(Stored data entries)
:::::
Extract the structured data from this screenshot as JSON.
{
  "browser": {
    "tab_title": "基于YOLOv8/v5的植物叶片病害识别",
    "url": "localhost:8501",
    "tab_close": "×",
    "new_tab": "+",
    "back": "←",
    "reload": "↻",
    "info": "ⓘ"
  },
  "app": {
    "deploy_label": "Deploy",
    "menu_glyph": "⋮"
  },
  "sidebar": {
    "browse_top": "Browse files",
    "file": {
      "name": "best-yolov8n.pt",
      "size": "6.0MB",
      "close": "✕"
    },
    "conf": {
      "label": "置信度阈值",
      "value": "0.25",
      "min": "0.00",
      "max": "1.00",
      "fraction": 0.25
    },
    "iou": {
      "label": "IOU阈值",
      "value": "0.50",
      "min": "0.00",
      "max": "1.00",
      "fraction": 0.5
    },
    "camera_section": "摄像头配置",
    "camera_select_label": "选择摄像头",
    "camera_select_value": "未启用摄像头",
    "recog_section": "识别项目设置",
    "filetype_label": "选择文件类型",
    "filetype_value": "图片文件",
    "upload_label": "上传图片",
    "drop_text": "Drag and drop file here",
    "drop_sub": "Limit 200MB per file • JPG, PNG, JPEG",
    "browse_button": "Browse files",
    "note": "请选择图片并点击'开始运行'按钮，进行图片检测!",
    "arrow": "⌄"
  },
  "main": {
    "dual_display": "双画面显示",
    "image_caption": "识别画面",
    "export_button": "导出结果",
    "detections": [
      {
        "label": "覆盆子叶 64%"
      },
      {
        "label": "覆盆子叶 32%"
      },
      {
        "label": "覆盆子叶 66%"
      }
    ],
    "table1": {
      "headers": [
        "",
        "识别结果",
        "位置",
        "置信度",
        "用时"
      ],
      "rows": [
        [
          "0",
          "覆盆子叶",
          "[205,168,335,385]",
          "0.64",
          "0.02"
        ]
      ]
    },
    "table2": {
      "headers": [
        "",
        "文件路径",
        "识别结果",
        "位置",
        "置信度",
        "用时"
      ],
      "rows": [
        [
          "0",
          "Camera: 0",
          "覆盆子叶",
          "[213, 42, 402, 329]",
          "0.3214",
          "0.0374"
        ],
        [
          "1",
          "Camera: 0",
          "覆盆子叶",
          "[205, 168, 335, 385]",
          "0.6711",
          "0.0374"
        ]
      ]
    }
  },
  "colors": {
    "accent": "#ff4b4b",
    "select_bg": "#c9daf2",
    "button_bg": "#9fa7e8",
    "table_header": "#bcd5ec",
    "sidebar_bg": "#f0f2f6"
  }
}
:::::
• _Exercise directions_
Give the records above again, word for word.

• _Task result_
Extract the structured data from this screenshot as JSON.
{
  "browser": {
    "tab_title": "基于YOLOv8/v5的植物叶片病害识别",
    "url": "localhost:8501",
    "tab_close": "×",
    "new_tab": "+",
    "back": "←",
    "reload": "↻",
    "info": "ⓘ"
  },
  "app": {
    "deploy_label": "Deploy",
    "menu_glyph": "⋮"
  },
  "sidebar": {
    "browse_top": "Browse files",
    "file": {
      "name": "best-yolov8n.pt",
      "size": "6.0MB",
      "close": "✕"
    },
    "conf": {
      "label": "置信度阈值",
      "value": "0.25",
      "min": "0.00",
      "max": "1.00",
      "fraction": 0.25
    },
    "iou": {
      "label": "IOU阈值",
      "value": "0.50",
      "min": "0.00",
      "max": "1.00",
      "fraction": 0.5
    },
    "camera_section": "摄像头配置",
    "camera_select_label": "选择摄像头",
    "camera_select_value": "未启用摄像头",
    "recog_section": "识别项目设置",
    "filetype_label": "选择文件类型",
    "filetype_value": "图片文件",
    "upload_label": "上传图片",
    "drop_text": "Drag and drop file here",
    "drop_sub": "Limit 200MB per file • JPG, PNG, JPEG",
    "browse_button": "Browse files",
    "note": "请选择图片并点击'开始运行'按钮，进行图片检测!",
    "arrow": "⌄"
  },
  "main": {
    "dual_display": "双画面显示",
    "image_caption": "识别画面",
    "export_button": "导出结果",
    "detections": [
      {
        "label": "覆盆子叶 64%"
      },
      {
        "label": "覆盆子叶 32%"
      },
      {
        "label": "覆盆子叶 66%"
      }
    ],
    "table1": {
      "headers": [
        "",
        "识别结果",
        "位置",
        "置信度",
        "用时"
      ],
      "rows": [
        [
          "0",
          "覆盆子叶",
          "[205,168,335,385]",
          "0.64",
          "0.02"
        ]
      ]
    },
    "table2": {
      "headers": [
        "",
        "文件路径",
        "识别结果",
        "位置",
        "置信度",
        "用时"
      ],
      "rows": [
        [
          "0",
          "Camera: 0",
          "覆盆子叶",
          "[213, 42, 402, 329]",
          "0.3214",
          "0.0374"
        ],
        [
          "1",
          "Camera: 0",
          "覆盆子叶",
          "[205, 168, 335, 385]",
          "0.6711",
          "0.0374"
        ]
      ]
    }
  },
  "colors": {
    "accent": "#ff4b4b",
    "select_bg": "#c9daf2",
    "button_bg": "#9fa7e8",
    "table_header": "#bcd5ec",
    "sidebar_bg": "#f0f2f6"
  }
}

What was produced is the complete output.